TEXT:
-------------------------

Ah, your point about making sure we clean up if we don't cache the UGIs is
definitely correct, no reason not to do that. For your last question, you
might note that my solution is very careful in the sense that I have no
idea about Hadoop security and wanted to avoid changing the semantics for
that reason.

Do you have a workaround for the fact that the Executor is created in one
place, but used by Akka in a different place? I'd rather not leak the whole
UGI/Hadoop security through to the actual SchedulerBackend abstraction if
possible.

On Fri, May 2, 2014 at 9:27 AM, Tom Graves notifications@github.com wrote:

This brings up a good question, what all setups are we going to support?

on yarn:

  • secure yarn cluster
  • non-secure yarn cluster - daemons run as superuser (like yarn), user
    access hdfs as themselves.

-------------------------

LISTING:

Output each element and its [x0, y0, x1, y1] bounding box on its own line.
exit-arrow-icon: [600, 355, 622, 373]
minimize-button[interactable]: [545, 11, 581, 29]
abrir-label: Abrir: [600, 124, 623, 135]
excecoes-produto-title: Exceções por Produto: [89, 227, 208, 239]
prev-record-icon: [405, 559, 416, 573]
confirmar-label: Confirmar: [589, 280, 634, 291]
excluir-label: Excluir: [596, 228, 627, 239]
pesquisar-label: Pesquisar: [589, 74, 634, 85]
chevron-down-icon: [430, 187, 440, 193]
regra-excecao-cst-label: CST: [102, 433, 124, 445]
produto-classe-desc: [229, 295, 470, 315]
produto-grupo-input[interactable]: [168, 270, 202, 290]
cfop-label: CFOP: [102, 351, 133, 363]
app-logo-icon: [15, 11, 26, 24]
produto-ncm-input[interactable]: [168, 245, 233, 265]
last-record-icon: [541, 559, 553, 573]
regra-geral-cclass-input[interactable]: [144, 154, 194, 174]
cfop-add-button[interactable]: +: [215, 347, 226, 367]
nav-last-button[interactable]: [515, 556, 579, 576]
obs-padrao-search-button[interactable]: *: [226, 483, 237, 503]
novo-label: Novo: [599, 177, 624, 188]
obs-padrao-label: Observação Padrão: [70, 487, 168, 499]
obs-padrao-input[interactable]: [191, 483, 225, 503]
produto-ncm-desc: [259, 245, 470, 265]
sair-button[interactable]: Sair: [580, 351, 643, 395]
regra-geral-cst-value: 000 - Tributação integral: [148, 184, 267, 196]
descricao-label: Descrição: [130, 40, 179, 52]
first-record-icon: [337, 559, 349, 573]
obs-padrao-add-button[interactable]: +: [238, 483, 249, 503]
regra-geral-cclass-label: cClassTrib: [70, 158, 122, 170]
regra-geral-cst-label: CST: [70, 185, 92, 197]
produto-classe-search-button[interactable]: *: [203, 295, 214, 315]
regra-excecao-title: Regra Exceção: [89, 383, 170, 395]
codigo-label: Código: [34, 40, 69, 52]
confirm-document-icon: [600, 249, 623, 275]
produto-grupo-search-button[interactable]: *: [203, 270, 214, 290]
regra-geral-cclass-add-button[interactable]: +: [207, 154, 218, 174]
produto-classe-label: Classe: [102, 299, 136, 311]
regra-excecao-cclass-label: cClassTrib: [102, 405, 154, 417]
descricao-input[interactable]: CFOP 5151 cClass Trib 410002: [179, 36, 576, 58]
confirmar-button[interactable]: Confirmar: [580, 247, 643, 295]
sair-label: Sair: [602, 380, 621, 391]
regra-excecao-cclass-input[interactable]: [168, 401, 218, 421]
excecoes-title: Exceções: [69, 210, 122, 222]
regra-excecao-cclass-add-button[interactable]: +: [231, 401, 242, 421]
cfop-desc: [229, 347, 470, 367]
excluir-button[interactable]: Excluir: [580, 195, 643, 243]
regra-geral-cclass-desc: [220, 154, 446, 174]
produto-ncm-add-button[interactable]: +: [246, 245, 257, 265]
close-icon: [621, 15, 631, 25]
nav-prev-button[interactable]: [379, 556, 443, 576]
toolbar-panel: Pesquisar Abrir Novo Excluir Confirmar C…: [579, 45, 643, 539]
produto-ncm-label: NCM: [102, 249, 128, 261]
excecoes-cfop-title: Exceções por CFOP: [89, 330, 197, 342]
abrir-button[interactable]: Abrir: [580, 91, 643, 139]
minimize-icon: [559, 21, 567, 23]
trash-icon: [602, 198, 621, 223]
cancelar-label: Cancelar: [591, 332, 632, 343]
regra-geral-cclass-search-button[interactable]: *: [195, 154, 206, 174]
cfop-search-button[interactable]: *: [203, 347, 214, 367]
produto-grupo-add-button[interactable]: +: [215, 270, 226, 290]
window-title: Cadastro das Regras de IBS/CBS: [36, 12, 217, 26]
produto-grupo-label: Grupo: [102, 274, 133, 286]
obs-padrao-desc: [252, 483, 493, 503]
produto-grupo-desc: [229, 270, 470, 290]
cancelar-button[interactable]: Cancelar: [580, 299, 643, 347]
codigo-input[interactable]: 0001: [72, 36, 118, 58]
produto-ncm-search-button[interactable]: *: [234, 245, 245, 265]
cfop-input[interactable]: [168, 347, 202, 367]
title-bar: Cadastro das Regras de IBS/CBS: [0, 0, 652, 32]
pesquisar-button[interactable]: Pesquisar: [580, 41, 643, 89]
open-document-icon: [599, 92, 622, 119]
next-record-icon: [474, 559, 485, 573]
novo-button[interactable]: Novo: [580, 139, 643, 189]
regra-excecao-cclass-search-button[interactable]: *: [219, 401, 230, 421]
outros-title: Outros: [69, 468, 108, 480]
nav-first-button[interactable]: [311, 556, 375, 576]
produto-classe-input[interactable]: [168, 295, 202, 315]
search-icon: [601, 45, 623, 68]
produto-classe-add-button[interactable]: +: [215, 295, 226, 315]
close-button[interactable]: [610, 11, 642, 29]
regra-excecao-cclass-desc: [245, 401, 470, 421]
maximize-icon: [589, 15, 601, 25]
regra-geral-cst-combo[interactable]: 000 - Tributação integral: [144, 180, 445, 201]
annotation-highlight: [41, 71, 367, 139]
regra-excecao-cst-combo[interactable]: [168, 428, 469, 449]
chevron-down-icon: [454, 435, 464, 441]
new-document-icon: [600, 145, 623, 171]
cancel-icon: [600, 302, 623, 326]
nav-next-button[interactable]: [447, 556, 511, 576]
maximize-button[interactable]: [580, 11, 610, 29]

-------------------------

PROMPT: Quote the passage of the message about caching UGIs above, from "This brings up" to "hdfs as themselves.", inclusive.

WRITTEN RESPONSE:
This brings up a good question, what all setups are we going to support?

on yarn:

  • secure yarn cluster
  • non-secure yarn cluster - daemons run as superuser (like yarn), user
    access hdfs as themselves.